_PROBLEMA PLANTEADO A:_
En el relato sobre las ganas de tener a alguien especial, ¿de qué color son las frases de los apuntes?
_PROBLEMA PLANTEADO B:_
Anota todas las palabras que el relato sobre las ganas de tener a alguien especial da como otras formas de decir "chico".

_FRAGMENTO DEL DOCUMENTO:_
━━━━━━━━━━━━━━━━
Mientras aquellos dos trozos redondos de productos tan naturales como la cirugía plástica se derretían en mi boca, la concentración ya me había abandonado y me encontraba divagando por un mundo muy paralelo al de las frases amarillo fosforito de mis apuntes.
No sé porque, pero unas extrañas ganas de tener a una persona especial a mi lado me invadieron, evadiéndome de todo lo demás. Me preguntaba por qué estaba sola, pero me extrañaba más el porqué me estaba haciendo tal cuestión. Sin embargo, me gustaba el juego. Me prometí ser sincera en mi silencio y abrir la mente a la búsqueda de posibles razones.
Con una persona especial me refiero a un chico. Sí, un hombre, varón, tío, macho...llámalo como quieras. Alguien del sexo opuesto capaz de dedicar su tiempo a mí. Aquella persona en la que yo formara parte vital de su universo.
Estaba bien así, siendo libre, me refiero. Muchas veces llegaba a la conclusión de que era incluso mejor estar soltera, sin complicaciones, ni malentendidos, ni comeduras de cabeza. Sin embargo, otras veces lo necesitaba. Necesitaba complicarme la vida un poco, calentarme la testa un rato e incluso sentirme celosa. Ya sabes, soy un bicho raro.
En realidad quería saber qué era aquello. Eso de no poder vivir sin la otra persona, el sentirte incompleto, vacío, sin sus miradas. Cambiar tu mundo por él. Pero… ¡ei! Ya era hora de pasar de página.
Y regresé a mis frases, cobijándome en ellas, por si acaso volvía a cuestionarme la existencia.

HB
Marina L.
━━━━━━━━━━━━━━━━
_DATOS PROPORCIONADOS:_
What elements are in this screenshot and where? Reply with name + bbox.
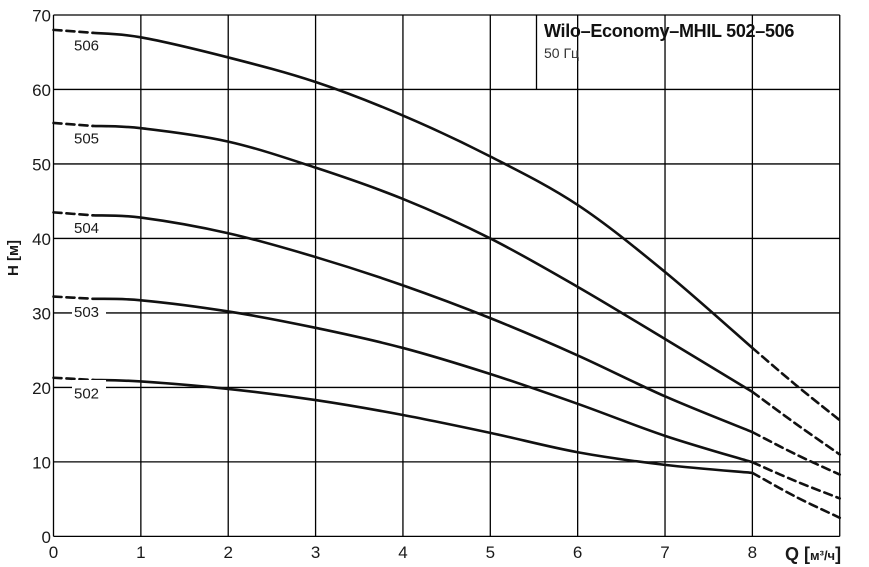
━━━━━━━━━━━━━━━━
_RESPUESTA CORRECTA A:_
Amarillo fosforito.

_RESPUESTA CORRECTA B:_
hombre, varón, tío, macho